- _Task description_
Filter out everything except lines holding "object".

################

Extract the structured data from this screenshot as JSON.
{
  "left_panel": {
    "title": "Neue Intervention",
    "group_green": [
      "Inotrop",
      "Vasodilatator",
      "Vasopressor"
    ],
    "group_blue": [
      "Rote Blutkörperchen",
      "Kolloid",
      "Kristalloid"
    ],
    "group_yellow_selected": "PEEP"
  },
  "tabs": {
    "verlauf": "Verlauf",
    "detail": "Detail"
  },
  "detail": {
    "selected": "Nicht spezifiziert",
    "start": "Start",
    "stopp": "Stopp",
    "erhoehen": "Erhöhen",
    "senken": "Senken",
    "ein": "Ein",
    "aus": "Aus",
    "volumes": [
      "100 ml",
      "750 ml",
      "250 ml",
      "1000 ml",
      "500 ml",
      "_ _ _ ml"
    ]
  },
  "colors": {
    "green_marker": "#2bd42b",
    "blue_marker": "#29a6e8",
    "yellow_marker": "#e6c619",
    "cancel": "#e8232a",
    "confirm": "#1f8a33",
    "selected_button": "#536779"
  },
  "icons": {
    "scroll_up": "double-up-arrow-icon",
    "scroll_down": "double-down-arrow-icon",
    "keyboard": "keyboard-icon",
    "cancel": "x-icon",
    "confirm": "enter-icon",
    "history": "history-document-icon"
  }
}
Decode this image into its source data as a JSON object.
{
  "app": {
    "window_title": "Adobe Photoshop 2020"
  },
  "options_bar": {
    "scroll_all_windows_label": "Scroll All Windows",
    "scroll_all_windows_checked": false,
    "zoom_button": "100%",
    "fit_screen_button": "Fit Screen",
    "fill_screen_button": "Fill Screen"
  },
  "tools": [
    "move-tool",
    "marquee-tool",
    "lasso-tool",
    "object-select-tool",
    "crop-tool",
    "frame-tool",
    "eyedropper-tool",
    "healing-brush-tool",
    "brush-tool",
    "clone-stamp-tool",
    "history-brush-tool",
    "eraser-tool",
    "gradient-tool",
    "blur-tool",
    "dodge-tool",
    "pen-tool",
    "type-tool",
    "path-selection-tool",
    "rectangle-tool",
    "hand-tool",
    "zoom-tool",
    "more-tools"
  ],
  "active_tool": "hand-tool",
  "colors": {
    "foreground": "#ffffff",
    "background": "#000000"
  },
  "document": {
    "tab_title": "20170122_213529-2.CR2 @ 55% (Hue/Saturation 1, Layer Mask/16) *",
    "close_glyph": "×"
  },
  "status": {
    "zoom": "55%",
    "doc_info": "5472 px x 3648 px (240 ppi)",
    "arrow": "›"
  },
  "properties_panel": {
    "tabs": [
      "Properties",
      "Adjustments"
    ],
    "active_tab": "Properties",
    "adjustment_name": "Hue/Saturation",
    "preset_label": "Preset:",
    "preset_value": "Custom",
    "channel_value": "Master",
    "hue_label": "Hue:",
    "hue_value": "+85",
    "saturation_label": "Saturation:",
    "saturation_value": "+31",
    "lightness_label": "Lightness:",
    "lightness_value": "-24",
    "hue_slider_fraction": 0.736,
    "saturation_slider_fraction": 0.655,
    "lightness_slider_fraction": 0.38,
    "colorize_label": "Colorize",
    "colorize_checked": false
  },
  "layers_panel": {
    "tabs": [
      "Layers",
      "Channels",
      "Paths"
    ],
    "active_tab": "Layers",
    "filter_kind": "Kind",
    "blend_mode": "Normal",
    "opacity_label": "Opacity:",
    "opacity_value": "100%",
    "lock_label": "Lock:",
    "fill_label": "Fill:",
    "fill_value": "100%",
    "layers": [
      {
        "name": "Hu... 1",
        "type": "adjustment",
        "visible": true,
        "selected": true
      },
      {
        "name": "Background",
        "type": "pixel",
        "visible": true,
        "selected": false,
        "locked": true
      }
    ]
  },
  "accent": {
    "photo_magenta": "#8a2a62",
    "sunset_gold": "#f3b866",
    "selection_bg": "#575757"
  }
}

################

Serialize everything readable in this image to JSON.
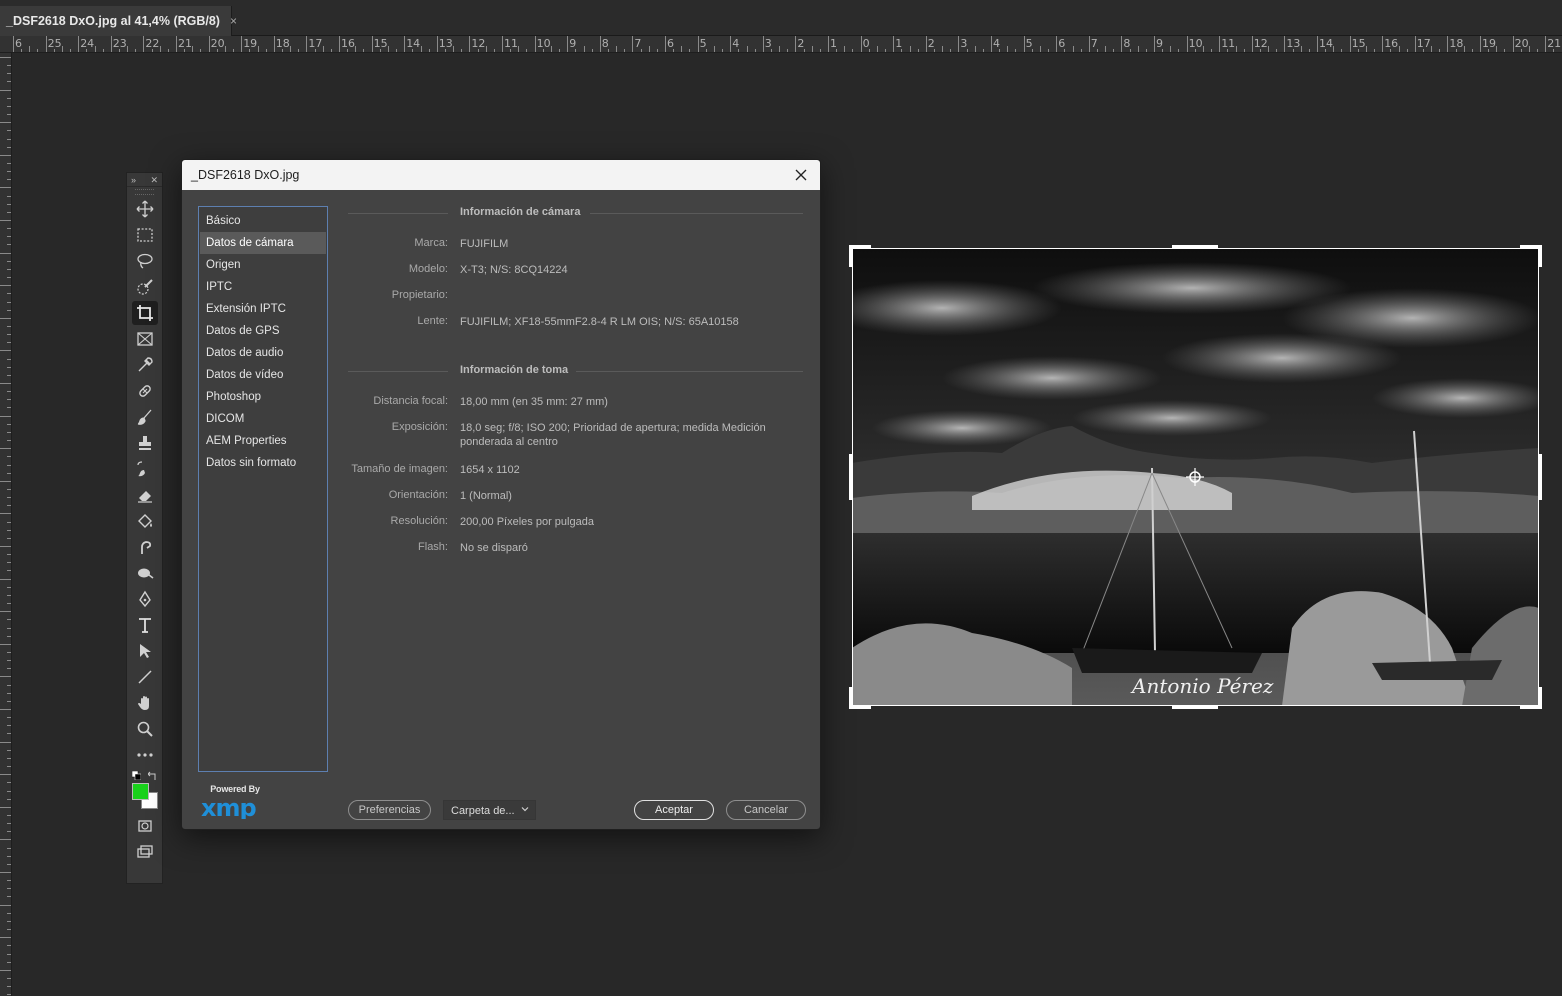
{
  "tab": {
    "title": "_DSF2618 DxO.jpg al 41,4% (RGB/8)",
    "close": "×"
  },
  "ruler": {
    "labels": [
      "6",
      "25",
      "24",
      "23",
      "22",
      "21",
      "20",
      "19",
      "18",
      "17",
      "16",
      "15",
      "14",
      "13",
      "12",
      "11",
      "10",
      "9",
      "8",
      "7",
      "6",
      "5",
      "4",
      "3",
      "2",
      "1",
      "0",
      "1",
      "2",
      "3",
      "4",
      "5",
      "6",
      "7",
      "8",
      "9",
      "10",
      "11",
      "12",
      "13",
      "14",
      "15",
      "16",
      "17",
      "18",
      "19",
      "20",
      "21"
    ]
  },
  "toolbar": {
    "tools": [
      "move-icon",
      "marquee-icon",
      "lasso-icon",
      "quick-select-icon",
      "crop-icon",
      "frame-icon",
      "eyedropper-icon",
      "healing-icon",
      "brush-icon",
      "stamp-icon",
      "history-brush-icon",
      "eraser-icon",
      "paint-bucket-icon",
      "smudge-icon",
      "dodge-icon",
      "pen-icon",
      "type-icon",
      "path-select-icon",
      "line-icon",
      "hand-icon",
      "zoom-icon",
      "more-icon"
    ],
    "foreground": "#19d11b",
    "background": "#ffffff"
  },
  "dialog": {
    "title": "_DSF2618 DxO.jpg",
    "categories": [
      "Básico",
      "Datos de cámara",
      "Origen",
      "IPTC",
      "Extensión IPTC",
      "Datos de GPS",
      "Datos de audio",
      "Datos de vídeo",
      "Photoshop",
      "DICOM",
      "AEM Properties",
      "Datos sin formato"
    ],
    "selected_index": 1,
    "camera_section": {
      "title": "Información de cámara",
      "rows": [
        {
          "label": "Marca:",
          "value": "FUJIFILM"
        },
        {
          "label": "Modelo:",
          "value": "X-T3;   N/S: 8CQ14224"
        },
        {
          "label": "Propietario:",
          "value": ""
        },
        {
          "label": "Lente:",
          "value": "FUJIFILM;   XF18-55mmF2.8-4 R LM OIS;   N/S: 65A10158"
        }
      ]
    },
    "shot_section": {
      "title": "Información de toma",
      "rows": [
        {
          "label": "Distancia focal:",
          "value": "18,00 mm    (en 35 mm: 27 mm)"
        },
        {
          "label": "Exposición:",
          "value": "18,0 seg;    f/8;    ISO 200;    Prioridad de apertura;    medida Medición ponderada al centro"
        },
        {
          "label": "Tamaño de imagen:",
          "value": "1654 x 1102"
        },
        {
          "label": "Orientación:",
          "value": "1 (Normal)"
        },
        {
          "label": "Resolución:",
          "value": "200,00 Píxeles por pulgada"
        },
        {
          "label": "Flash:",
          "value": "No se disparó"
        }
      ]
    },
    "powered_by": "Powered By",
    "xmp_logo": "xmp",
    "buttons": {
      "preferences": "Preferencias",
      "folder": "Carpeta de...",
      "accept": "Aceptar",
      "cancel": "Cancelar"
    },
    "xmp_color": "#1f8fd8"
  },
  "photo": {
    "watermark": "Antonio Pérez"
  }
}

################

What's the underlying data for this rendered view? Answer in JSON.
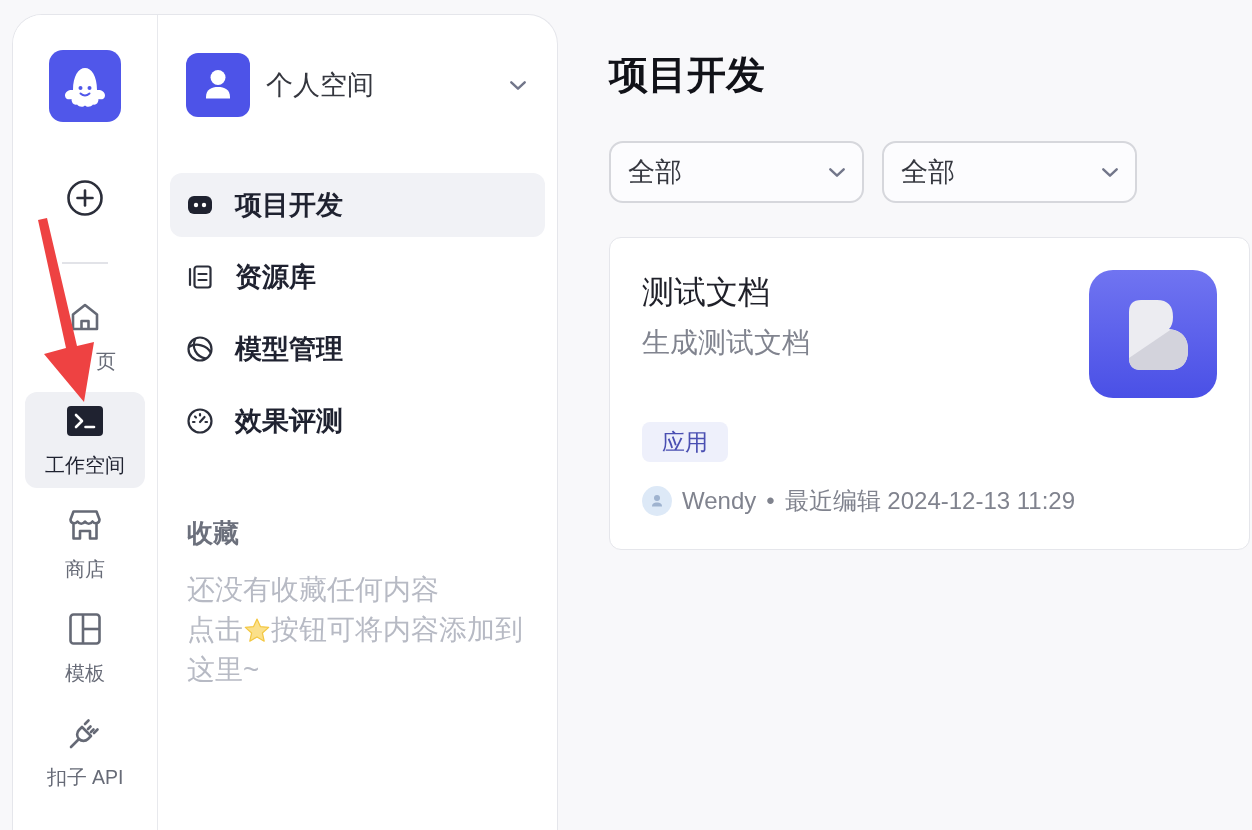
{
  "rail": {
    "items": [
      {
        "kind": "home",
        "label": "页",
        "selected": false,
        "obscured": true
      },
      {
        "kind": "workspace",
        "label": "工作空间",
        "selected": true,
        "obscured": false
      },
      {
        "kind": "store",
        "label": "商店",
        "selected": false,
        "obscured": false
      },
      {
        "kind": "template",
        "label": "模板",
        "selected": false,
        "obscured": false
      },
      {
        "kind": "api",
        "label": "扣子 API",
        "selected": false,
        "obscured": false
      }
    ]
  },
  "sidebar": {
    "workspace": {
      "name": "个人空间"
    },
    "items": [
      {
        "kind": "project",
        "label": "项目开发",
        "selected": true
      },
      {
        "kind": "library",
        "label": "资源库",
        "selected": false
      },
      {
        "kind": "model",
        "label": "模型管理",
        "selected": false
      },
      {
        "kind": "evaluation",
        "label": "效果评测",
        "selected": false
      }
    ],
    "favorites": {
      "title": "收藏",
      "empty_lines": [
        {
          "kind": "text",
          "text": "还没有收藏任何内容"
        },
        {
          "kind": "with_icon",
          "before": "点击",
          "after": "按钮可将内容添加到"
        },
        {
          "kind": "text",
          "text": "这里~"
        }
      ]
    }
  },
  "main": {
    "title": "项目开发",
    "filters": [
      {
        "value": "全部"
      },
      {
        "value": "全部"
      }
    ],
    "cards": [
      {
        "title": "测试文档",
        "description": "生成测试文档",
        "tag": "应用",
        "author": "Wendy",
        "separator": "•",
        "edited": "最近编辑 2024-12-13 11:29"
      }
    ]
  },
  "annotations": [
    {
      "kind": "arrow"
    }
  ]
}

################

- _Solution to the problem_
Decode this image into its source data as a JSON object.
    "object-select-tool",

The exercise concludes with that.